** BEGIN **
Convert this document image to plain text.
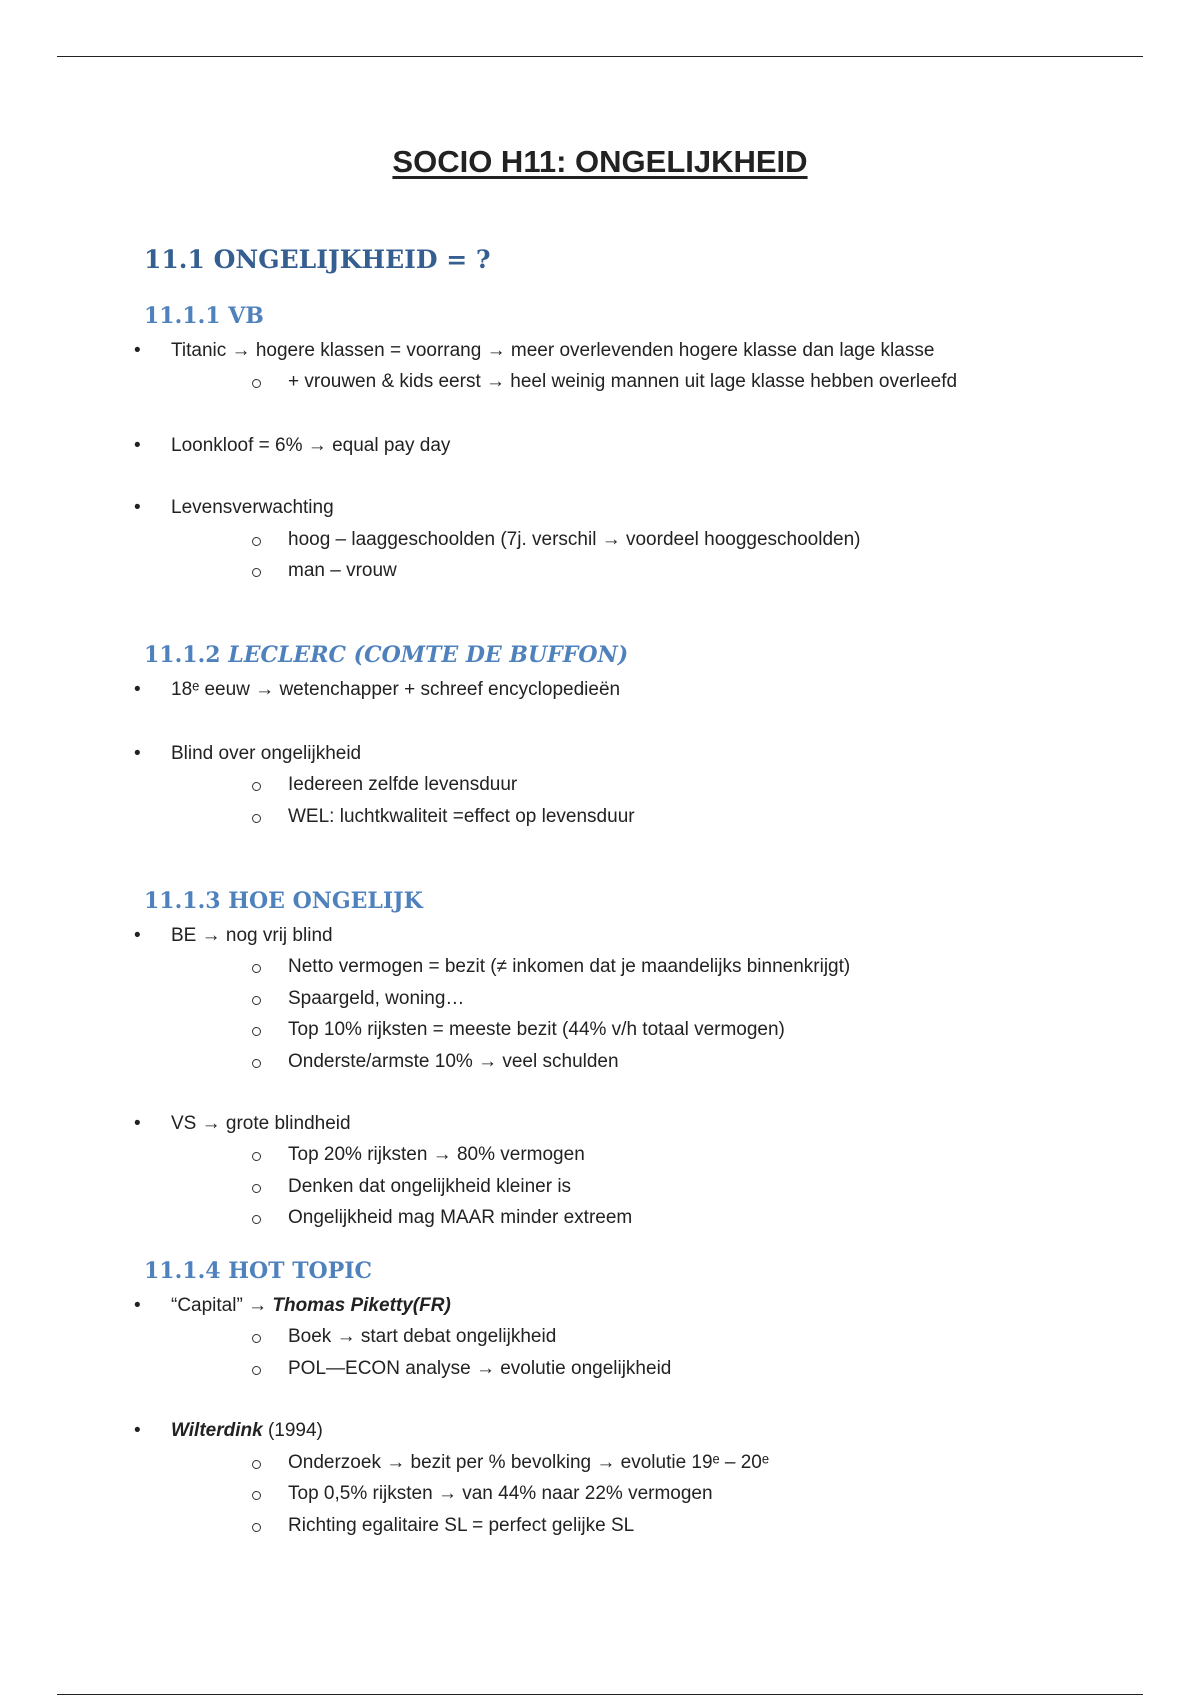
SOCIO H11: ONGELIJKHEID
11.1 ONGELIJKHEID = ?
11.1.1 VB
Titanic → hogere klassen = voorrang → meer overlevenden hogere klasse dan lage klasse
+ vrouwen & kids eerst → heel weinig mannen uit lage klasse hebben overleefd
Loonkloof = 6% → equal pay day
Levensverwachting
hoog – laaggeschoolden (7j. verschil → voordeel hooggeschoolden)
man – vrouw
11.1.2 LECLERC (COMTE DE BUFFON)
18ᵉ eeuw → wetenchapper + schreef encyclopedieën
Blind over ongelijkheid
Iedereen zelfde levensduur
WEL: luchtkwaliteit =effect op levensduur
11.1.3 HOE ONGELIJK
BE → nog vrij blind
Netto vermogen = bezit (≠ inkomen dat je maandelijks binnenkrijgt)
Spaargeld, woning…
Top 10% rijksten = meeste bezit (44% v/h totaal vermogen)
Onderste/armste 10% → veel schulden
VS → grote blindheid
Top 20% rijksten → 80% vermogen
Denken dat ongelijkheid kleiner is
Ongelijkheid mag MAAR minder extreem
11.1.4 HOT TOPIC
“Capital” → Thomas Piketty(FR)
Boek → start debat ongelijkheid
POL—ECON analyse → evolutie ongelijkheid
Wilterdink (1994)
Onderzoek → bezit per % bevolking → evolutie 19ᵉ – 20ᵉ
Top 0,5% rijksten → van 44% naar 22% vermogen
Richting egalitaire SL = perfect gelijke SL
** END **
** BEGIN **
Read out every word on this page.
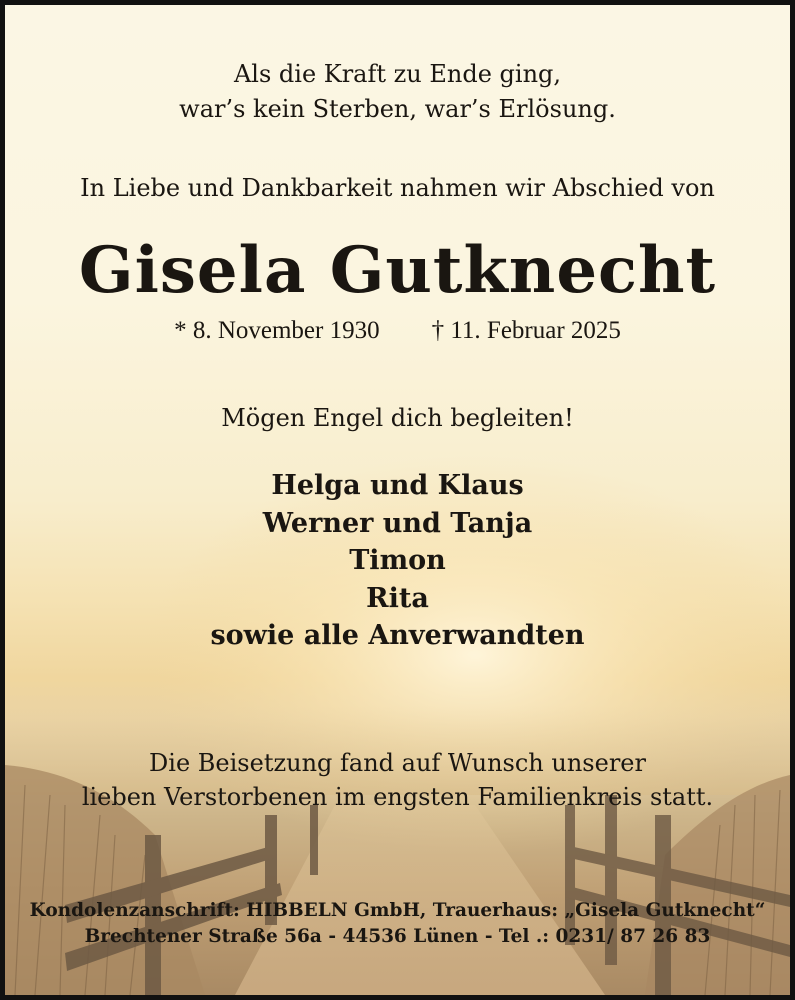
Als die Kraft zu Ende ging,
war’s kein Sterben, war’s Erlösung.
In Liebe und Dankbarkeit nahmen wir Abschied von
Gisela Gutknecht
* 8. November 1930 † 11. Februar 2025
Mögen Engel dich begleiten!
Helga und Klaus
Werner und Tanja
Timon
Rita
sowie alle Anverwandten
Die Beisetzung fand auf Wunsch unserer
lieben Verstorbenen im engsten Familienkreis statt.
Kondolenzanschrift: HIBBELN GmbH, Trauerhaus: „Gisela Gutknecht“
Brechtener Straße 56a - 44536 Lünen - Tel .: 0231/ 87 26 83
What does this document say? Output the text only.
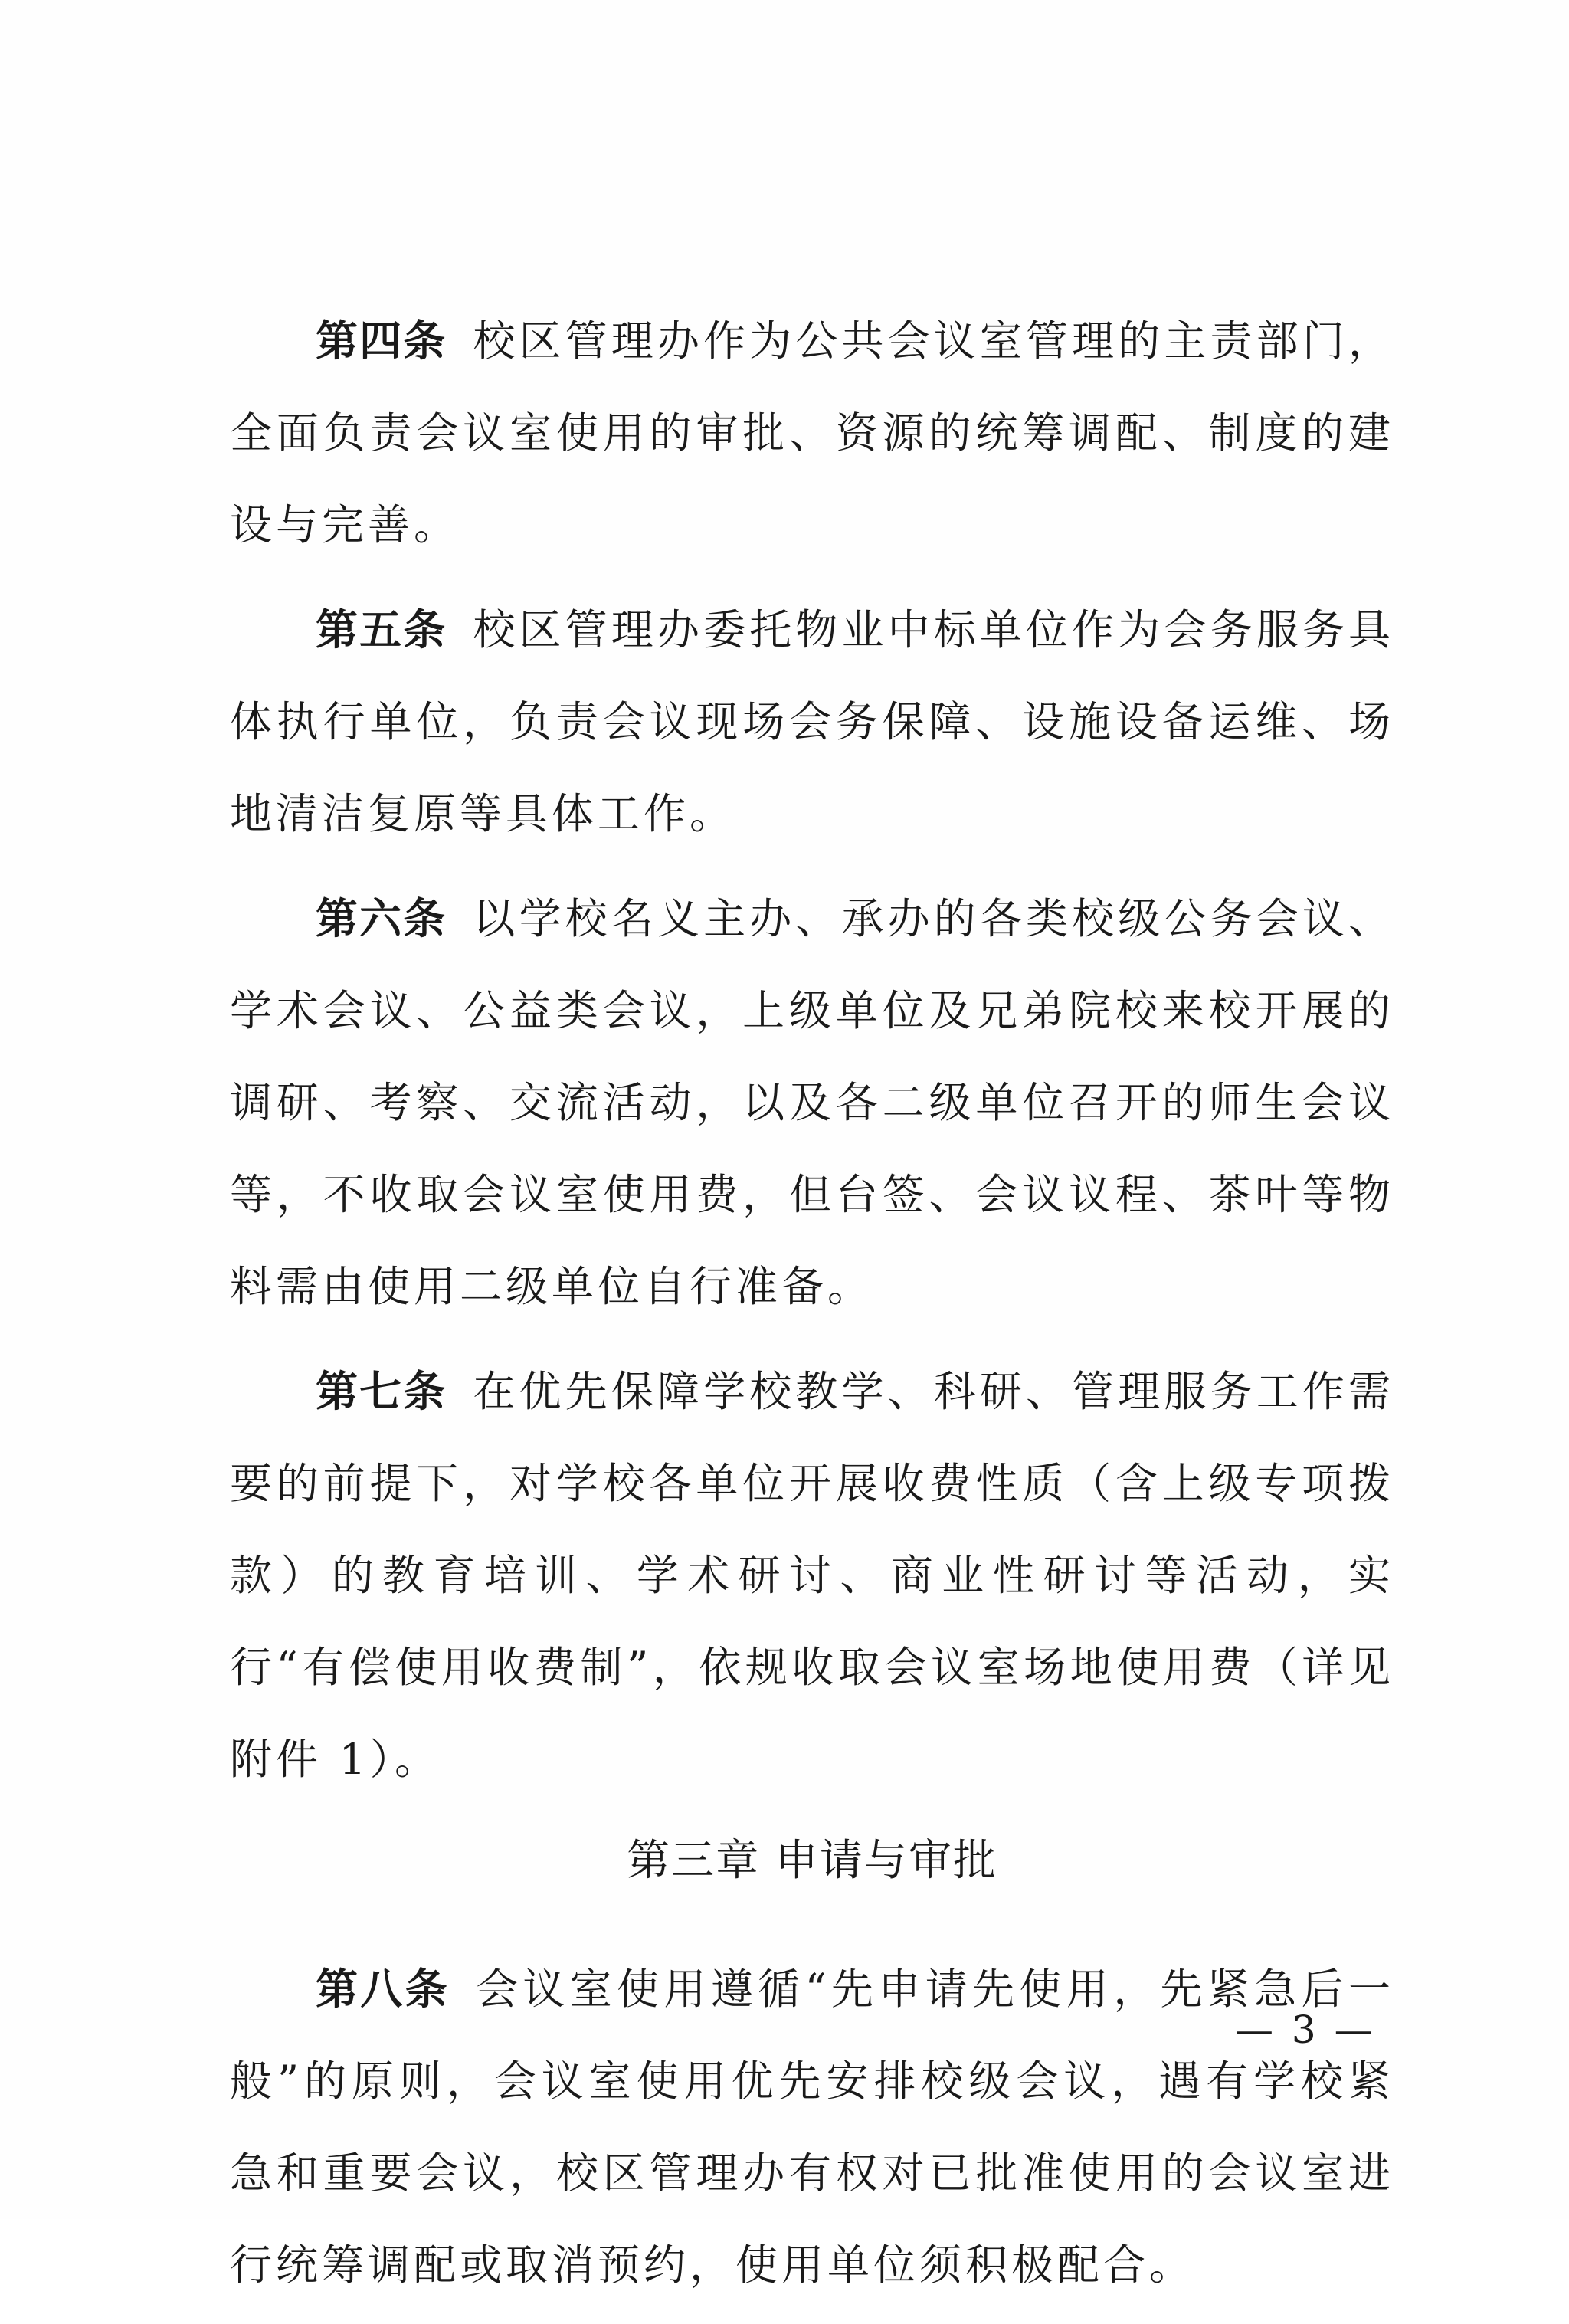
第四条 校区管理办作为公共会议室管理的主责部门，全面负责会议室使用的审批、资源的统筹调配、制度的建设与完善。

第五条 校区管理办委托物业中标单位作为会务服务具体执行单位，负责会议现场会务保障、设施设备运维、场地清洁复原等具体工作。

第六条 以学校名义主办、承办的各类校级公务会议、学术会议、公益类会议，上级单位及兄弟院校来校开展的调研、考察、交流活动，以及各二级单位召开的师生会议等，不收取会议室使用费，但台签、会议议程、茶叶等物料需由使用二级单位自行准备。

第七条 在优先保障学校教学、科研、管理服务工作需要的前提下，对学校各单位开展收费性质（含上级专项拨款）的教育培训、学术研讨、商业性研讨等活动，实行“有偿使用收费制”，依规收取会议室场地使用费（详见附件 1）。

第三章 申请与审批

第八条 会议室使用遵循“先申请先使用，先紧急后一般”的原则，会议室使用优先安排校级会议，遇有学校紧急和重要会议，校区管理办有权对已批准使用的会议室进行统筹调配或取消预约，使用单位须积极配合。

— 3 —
** END **
** BEGIN **
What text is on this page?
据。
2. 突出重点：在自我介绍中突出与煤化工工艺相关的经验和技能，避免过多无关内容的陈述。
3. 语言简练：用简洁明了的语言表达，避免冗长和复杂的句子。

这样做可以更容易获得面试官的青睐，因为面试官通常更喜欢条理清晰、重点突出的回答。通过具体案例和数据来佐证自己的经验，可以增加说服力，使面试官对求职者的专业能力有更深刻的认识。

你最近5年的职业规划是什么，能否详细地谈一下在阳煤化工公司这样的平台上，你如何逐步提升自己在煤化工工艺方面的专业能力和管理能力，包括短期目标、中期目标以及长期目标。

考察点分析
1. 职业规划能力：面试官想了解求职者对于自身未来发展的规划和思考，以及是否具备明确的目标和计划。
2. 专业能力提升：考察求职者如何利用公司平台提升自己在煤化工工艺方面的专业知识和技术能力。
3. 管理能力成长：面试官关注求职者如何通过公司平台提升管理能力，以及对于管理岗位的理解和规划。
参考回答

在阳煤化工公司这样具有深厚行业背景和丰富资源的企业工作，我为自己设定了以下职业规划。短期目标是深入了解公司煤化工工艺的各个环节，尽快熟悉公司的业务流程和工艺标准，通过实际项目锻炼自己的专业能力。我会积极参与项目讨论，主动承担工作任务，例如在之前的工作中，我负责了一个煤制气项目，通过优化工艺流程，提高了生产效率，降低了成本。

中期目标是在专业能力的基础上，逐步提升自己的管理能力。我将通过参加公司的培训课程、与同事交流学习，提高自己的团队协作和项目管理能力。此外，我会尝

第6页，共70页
** END **
Identify the lines in the entries above that contain "klasse", then copy them out.

Expected answer →
Titanic → hogere klassen = voorrang → meer overlevenden hogere klasse dan lage klasse
+ vrouwen & kids eerst → heel weinig mannen uit lage klasse hebben overleefd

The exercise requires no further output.